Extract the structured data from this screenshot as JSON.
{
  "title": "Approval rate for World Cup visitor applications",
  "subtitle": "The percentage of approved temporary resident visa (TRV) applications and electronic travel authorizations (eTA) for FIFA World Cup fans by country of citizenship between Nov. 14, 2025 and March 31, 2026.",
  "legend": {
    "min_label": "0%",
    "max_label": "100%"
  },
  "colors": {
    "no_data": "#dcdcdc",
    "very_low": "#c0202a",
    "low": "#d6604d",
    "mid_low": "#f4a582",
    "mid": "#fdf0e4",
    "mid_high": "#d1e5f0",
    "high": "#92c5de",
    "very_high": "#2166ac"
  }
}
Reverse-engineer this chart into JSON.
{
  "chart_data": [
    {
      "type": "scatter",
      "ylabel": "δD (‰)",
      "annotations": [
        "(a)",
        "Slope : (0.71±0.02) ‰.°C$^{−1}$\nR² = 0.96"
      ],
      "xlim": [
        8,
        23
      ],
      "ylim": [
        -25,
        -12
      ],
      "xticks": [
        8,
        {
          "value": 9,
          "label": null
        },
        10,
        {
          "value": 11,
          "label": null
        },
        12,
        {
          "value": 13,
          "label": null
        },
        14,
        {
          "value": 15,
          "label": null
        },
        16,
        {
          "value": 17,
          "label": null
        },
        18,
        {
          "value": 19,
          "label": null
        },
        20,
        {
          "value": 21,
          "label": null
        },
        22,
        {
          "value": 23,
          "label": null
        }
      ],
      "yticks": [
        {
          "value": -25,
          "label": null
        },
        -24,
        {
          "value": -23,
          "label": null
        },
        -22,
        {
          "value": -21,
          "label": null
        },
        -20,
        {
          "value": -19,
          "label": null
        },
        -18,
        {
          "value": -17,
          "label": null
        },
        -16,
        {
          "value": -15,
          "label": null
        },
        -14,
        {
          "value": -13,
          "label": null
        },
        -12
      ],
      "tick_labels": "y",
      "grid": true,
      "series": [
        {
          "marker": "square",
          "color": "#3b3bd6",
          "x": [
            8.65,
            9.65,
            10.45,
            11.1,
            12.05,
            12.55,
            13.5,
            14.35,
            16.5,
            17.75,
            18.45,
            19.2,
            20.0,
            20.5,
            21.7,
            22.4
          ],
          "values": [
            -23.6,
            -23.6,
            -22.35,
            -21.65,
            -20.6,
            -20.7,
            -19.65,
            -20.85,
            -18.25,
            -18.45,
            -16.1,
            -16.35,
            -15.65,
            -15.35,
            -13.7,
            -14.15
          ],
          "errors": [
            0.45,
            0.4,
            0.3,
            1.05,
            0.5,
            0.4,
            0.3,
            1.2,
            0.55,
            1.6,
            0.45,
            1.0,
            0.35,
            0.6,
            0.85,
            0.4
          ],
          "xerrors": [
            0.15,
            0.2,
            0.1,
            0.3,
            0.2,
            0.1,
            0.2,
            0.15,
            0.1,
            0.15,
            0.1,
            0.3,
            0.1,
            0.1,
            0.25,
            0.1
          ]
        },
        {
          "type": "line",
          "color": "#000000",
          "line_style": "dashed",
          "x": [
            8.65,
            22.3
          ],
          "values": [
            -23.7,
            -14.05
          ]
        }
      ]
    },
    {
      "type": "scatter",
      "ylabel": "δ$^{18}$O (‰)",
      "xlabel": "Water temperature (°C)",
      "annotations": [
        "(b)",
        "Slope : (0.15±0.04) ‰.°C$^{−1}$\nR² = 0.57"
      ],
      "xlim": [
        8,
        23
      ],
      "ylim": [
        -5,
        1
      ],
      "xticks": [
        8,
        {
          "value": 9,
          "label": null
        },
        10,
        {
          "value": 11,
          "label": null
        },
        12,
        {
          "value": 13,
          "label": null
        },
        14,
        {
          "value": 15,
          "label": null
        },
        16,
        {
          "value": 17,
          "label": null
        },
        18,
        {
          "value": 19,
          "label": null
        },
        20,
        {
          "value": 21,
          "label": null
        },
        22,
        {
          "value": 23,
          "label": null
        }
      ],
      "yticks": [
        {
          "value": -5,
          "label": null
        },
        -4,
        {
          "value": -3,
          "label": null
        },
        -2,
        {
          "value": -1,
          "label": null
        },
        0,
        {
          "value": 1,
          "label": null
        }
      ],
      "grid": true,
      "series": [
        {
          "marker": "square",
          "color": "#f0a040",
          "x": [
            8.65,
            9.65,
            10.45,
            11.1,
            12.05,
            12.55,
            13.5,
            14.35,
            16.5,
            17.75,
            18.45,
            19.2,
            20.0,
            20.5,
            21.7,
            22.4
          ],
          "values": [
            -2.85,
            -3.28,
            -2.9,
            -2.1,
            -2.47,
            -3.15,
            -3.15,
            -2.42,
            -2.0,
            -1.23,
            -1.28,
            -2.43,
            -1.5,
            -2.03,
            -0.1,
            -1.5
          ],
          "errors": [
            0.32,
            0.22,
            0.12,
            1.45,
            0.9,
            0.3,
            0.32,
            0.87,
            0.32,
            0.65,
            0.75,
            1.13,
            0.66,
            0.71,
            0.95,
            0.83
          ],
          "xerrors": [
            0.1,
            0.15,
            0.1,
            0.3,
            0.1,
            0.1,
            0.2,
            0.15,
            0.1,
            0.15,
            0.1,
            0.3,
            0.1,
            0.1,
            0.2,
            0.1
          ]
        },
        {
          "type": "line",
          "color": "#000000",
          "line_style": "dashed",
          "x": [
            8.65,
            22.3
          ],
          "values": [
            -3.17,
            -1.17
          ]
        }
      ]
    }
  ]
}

□ □ □

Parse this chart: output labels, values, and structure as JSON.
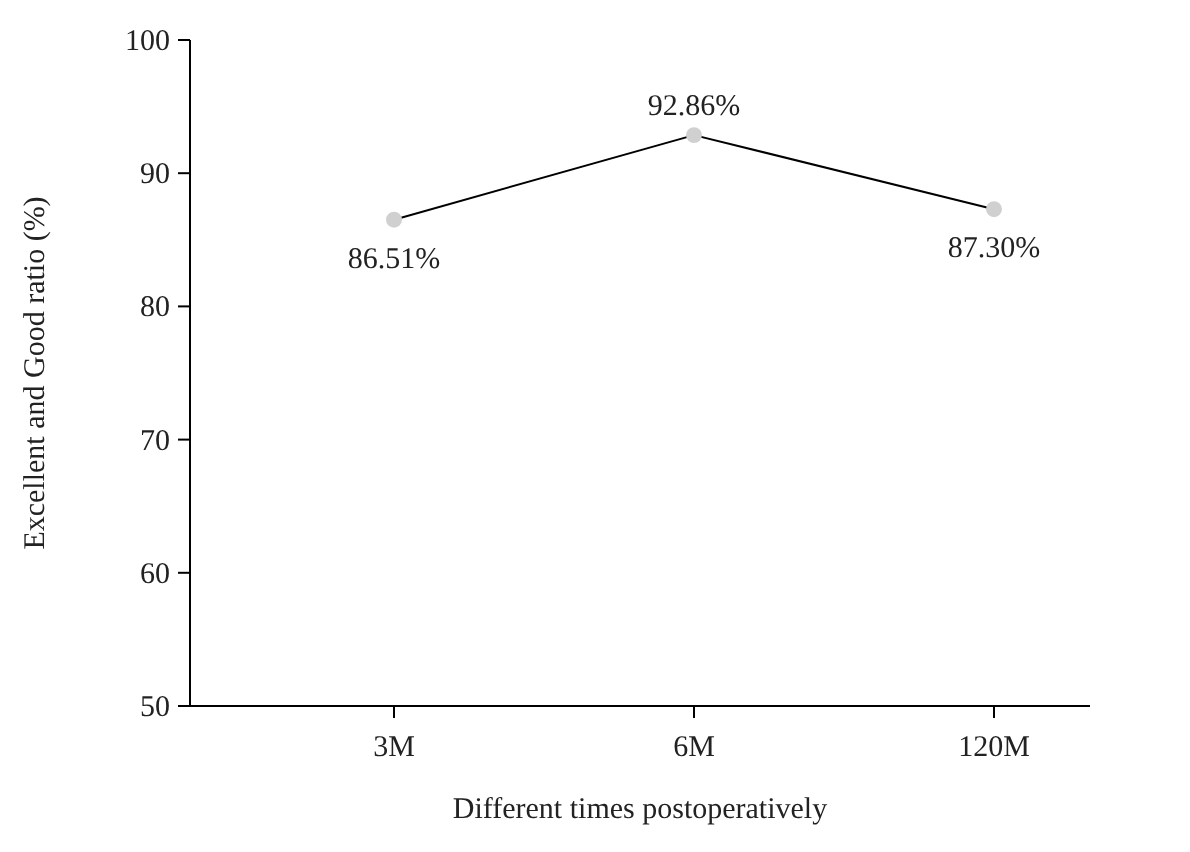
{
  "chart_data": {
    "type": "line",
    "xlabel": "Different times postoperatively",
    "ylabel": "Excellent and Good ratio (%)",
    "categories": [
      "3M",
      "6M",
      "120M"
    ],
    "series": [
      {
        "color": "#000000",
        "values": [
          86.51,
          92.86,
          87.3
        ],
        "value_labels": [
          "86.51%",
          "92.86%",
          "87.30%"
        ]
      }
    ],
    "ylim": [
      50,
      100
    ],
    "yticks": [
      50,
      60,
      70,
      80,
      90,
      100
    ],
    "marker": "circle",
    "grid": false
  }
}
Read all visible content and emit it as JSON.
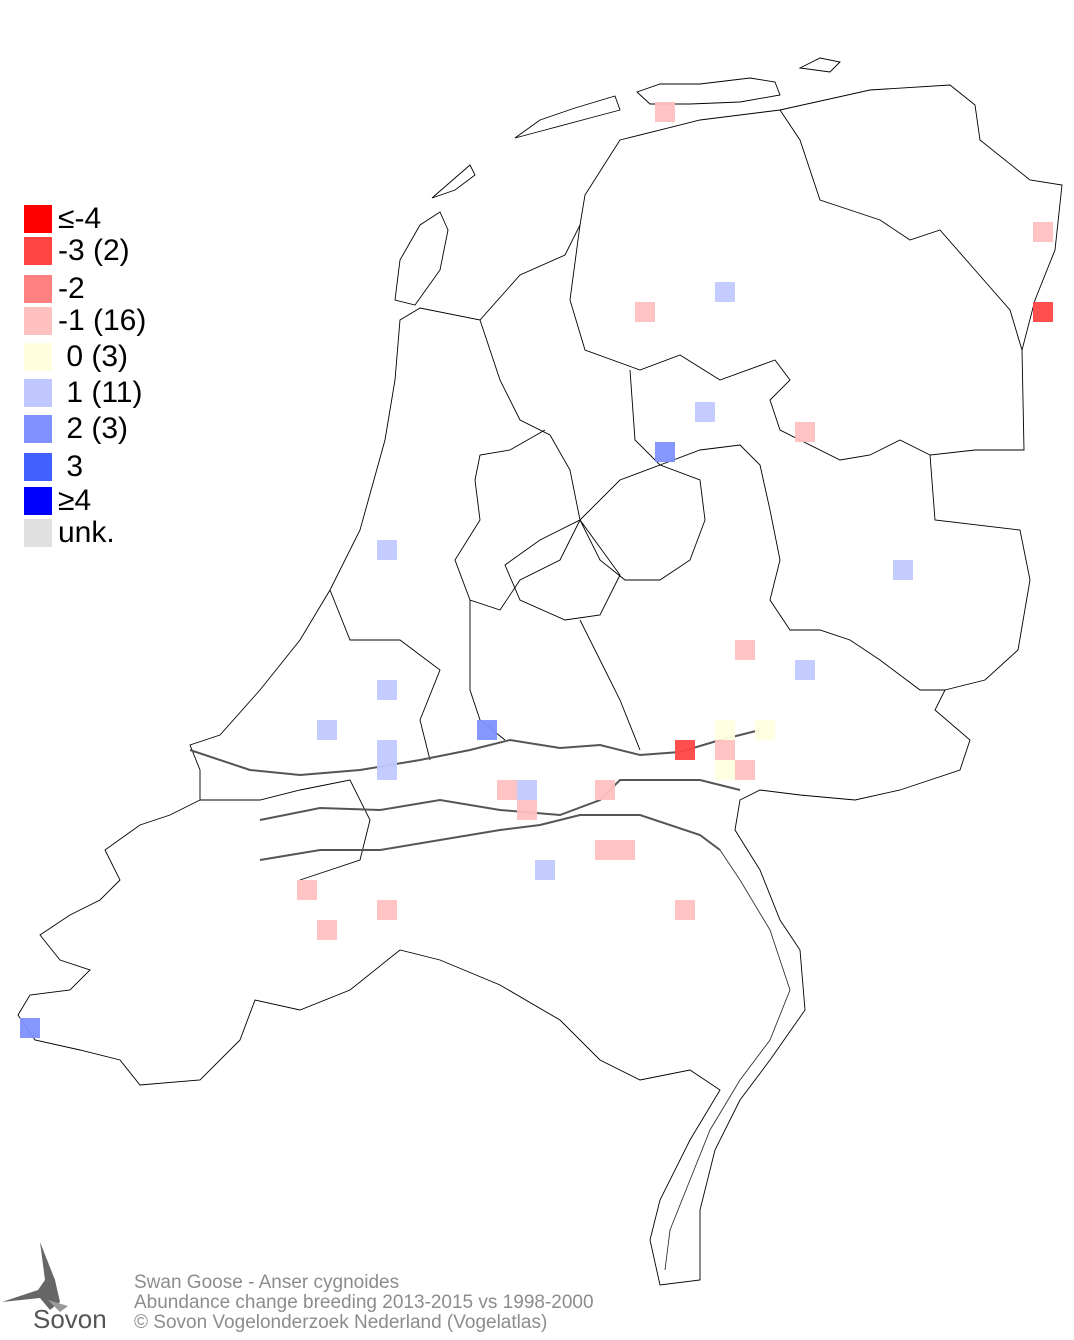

□ □ □

» **WHAT YOU NEED TO DO**
Print everything from the line with "Parse this chart: output" down to the line with "Read all visible content and emit it as JSON.", both included, exactly as written and without the pictures.

» **EXERCISE OUTPUT**
Parse this chart: output labels, values, and structure as JSON.
{
  "chart_data": {
    "type": "line",
    "xlabel": "Different times postoperatively",
    "ylabel": "Excellent and Good ratio (%)",
    "categories": [
      "3M",
      "6M",
      "120M"
    ],
    "series": [
      {
        "color": "#000000",
        "values": [
          86.51,
          92.86,
          87.3
        ],
        "value_labels": [
          "86.51%",
          "92.86%",
          "87.30%"
        ]
      }
    ],
    "ylim": [
      50,
      100
    ],
    "yticks": [
      50,
      60,
      70,
      80,
      90,
      100
    ],
    "marker": "circle",
    "grid": false
  }
}
Read all visible content and emit it as JSON.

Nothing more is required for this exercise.